**What is expected**
Put this sentence from the article on Cathie Wood's fund below into Spanish: "Technology can, will, and has changed society."

— Begin Page extract —

Here's How To Lose $10 Billion

It’s been a while since we last checked in on the “growth” narrative and its poster child — Cathie Wood.

The Financial Times has an update for us. Before reading, you might want to grab a stiff drink and sit down:

Cathie Wood’s Ark Investment Management has earned more than $300mn in fees on its flagship exchange traded fund since its inception nine years ago, while wiping out almost $10bn of investors’ cash in the same period.

Investors have continued to plough money into the Ark Disruptive Innovation ETF, known by its ticker ARKK, over the past two years even though it has been badly burnt by the downturn in technology stocks.

Ark has earned more than 70 per cent of its $310mn fees since the fund’s valuation plummeted by nearly three quarters from its high in February 2021, according to FactSet data. This year it has brought in an average of roughly $230,000 in fees a day as ARKK’s value recovered slightly, rising by a quarter.

Oy vey! While “crazy Cathie” incinerated $10bn (and pocketed a cool $310m in the process), investors kept giving her more.

But also…

Cathie made the exact same mistakes investors made en-masse during the dot-com bubble. Technology can, will, and has changed society. But it doesn’t change the laws of economics.

— End Page extract —
— Begin Given entries —

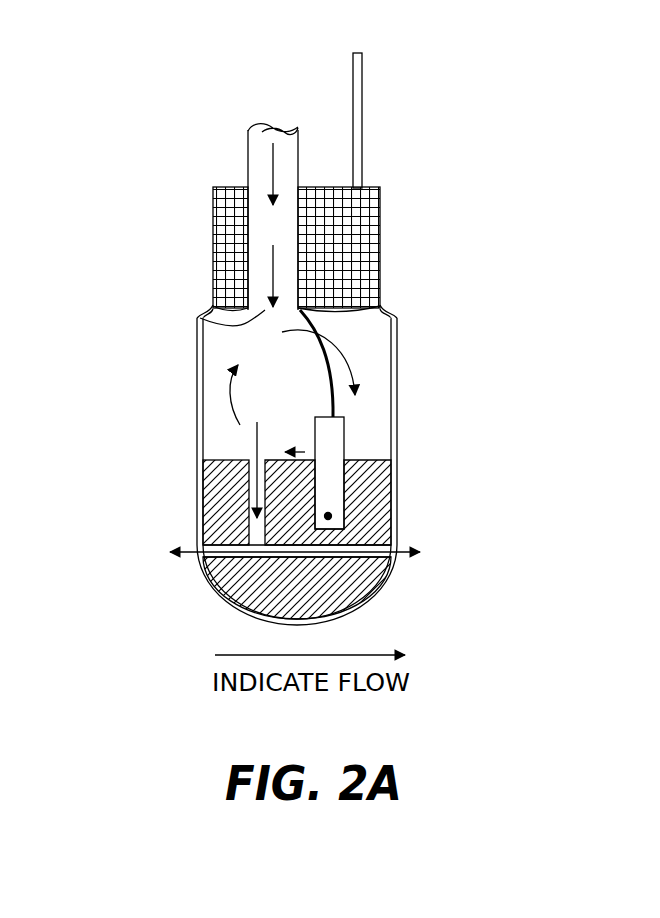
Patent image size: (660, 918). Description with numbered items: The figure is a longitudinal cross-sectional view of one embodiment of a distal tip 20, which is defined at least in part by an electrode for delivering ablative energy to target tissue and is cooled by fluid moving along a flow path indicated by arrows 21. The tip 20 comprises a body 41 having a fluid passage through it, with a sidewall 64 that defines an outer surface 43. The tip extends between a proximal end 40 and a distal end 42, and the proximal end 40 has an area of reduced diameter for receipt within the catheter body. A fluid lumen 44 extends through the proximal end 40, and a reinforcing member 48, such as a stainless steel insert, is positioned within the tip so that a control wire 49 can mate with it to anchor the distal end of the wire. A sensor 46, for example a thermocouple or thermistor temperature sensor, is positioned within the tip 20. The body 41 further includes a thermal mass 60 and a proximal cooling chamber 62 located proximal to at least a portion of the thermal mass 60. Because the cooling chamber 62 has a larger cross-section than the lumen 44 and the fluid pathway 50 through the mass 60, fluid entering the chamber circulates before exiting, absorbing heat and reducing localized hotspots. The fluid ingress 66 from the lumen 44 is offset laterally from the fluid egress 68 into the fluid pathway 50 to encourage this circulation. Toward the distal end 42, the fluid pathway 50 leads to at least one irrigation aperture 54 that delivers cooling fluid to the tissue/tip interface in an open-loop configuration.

The distal tip 20 is at (556, 185).
The flow path arrows 21 is at (245, 283).
The proximal end 40 is at (432, 255).
The body 41 is at (397, 353).
The distal end 42 is at (480, 587).
The outer surface 43 is at (195, 390).
The fluid lumen 44 is at (248, 165).
The sensor 46 is at (344, 452).
The reinforcing member 48 is at (232, 230).
The control wire 49 is at (362, 88).
The fluid pathway 50 is at (250, 475).
The irrigation aperture 54 is at (197, 557).
The thermal mass 60 is at (367, 507).
The proximal cooling chamber 62 is at (277, 370).
The sidewall 64 is at (197, 416).
The fluid ingress 66 is at (210, 312).
The fluid egress 68 is at (253, 460).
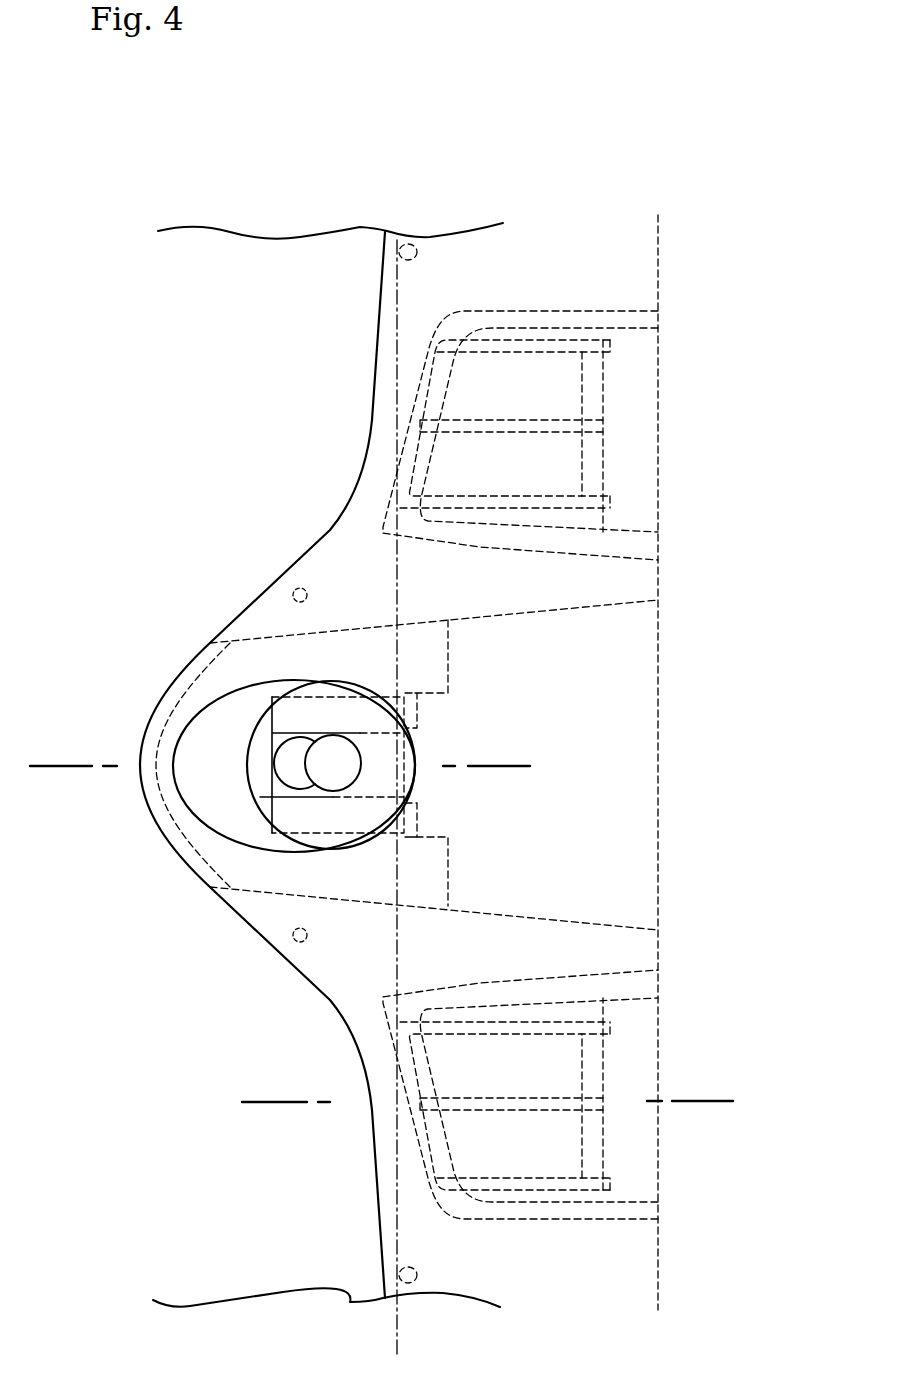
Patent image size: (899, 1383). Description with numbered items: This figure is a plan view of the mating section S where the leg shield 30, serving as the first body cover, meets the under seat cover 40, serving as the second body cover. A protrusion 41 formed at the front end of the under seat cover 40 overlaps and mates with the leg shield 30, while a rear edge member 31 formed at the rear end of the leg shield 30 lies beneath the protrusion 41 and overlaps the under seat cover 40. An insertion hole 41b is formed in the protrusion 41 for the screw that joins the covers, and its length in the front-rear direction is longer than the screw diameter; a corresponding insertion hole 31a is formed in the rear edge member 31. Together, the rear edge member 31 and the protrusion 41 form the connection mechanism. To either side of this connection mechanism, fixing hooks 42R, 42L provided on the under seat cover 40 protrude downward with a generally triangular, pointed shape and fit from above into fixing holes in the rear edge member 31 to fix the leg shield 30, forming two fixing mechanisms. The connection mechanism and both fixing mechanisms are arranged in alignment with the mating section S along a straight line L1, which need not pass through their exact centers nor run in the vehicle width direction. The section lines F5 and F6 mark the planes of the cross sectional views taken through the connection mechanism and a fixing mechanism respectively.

The mating section S is at (384, 186).
The leg shield 30 is at (290, 262).
The under seat cover 40 is at (467, 262).
The protrusion 41 is at (203, 693).
The insertion hole 41b is at (292, 760).
The rear edge member 31 is at (583, 608).
The insertion hole 31a is at (348, 758).
The fixing hook 42R is at (605, 393).
The fixing hook 42L is at (602, 1050).
The straight line L1 is at (397, 1340).
The section line F5- F5 is at (516, 770).
The section line F6- F6 is at (722, 1105).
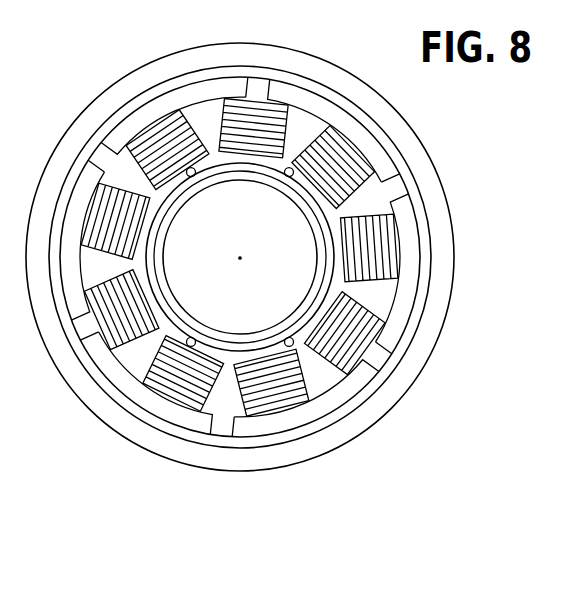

— End Given entries —

**Correct answer**
La tecnología puede cambiar, cambiará y ha cambiado la sociedad.